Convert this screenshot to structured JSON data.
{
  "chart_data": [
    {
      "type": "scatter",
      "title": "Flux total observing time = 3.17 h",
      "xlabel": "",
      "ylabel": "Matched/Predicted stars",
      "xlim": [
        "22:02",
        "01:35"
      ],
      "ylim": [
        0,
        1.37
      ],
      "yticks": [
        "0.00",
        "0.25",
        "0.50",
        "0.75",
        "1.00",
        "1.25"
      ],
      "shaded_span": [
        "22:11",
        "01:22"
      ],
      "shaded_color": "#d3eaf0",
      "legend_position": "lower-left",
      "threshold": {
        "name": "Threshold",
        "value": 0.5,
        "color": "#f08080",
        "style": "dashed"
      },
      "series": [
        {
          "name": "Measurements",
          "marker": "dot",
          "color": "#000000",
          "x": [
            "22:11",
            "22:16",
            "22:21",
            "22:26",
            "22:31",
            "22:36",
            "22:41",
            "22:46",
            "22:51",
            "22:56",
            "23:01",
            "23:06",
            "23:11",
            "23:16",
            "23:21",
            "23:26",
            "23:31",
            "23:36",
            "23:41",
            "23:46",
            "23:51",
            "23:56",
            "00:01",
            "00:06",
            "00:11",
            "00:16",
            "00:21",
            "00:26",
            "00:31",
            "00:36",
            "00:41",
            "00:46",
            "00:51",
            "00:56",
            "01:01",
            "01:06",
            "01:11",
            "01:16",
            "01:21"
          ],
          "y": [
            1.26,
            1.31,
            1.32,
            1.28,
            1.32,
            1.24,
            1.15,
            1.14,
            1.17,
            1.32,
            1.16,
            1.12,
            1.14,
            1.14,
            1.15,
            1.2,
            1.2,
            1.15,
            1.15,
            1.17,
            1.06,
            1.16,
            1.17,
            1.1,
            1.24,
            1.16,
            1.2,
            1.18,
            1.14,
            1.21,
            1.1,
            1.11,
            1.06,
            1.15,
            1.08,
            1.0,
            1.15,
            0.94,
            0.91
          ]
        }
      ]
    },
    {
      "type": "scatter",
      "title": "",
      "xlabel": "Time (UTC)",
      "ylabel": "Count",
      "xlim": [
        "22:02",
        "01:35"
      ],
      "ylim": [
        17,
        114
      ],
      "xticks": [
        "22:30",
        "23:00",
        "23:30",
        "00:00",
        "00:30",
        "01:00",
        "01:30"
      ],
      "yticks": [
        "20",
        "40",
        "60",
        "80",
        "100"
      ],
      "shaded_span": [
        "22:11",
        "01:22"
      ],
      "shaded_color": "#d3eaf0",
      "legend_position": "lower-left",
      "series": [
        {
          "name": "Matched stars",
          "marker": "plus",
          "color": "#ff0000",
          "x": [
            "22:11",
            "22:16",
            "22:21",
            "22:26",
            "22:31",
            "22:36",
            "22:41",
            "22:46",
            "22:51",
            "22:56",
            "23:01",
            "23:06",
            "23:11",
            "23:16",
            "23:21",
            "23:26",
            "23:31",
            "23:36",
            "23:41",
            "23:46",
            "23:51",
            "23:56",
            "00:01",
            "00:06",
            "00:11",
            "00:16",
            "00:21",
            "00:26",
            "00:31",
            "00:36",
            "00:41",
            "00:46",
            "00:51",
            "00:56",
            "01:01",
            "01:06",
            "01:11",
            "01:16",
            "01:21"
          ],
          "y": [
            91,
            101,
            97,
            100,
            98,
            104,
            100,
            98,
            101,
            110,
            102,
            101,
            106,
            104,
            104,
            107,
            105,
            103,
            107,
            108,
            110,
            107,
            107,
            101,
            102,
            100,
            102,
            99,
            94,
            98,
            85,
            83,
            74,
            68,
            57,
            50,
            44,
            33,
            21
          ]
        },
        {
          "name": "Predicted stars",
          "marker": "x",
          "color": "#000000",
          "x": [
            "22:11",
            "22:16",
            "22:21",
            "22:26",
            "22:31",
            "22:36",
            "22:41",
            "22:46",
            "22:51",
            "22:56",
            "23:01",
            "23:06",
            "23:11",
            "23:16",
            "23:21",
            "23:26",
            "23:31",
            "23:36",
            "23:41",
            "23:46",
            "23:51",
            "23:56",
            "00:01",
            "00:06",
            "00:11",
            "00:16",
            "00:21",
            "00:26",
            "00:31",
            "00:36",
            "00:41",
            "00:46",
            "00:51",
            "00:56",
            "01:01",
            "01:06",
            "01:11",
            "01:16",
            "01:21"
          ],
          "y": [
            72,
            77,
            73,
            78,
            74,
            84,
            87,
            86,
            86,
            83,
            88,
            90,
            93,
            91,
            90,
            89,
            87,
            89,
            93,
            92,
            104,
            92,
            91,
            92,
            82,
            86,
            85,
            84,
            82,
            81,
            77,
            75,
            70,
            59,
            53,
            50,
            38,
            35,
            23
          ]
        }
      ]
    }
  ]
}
==============================
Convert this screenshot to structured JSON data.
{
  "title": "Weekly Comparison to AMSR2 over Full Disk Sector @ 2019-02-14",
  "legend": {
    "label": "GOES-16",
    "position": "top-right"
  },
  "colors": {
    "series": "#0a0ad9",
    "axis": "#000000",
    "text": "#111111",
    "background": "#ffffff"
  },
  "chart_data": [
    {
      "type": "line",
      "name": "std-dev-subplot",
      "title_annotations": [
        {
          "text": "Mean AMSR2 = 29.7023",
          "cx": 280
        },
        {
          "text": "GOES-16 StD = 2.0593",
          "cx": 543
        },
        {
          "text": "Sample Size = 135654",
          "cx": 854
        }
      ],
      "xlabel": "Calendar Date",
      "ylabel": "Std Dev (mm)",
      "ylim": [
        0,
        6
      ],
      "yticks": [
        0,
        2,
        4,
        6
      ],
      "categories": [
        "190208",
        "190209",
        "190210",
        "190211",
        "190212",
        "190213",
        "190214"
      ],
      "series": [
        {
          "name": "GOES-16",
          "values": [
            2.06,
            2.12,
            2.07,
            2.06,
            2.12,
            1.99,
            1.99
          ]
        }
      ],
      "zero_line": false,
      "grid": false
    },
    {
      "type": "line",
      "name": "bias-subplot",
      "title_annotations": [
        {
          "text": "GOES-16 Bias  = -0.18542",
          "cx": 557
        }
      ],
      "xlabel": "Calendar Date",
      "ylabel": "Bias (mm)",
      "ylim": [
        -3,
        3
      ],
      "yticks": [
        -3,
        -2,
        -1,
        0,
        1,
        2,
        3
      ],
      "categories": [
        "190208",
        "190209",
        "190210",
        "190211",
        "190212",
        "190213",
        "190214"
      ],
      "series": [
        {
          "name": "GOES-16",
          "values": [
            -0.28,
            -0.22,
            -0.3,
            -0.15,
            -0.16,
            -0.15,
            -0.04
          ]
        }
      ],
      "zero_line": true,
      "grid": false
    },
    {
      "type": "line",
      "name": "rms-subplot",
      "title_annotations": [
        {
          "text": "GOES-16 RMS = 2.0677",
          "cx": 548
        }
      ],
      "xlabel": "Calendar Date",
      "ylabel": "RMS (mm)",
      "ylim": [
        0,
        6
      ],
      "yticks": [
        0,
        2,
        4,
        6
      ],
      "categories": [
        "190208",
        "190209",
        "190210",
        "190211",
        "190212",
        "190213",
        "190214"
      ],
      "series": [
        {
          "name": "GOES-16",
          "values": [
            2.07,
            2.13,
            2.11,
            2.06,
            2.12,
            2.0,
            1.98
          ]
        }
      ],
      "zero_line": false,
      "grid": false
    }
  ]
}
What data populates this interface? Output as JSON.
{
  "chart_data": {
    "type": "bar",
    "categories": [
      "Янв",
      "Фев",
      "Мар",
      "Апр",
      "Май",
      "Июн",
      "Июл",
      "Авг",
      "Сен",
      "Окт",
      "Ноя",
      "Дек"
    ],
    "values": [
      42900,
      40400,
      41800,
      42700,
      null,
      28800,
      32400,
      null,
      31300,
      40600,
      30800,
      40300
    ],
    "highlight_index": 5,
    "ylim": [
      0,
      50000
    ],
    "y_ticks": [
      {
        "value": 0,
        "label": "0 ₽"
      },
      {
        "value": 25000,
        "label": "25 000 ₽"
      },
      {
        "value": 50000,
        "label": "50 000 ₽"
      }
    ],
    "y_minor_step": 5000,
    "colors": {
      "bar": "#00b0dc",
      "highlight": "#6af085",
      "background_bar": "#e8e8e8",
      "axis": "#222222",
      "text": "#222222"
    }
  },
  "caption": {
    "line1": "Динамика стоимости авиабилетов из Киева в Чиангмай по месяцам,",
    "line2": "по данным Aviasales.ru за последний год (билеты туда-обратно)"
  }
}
==============================
Task objective: Gather up the lines containing the word "stars" from these records and copy them.

Output for this task:
      "ylabel": "Matched/Predicted stars",
          "name": "Matched stars",
          "name": "Predicted stars",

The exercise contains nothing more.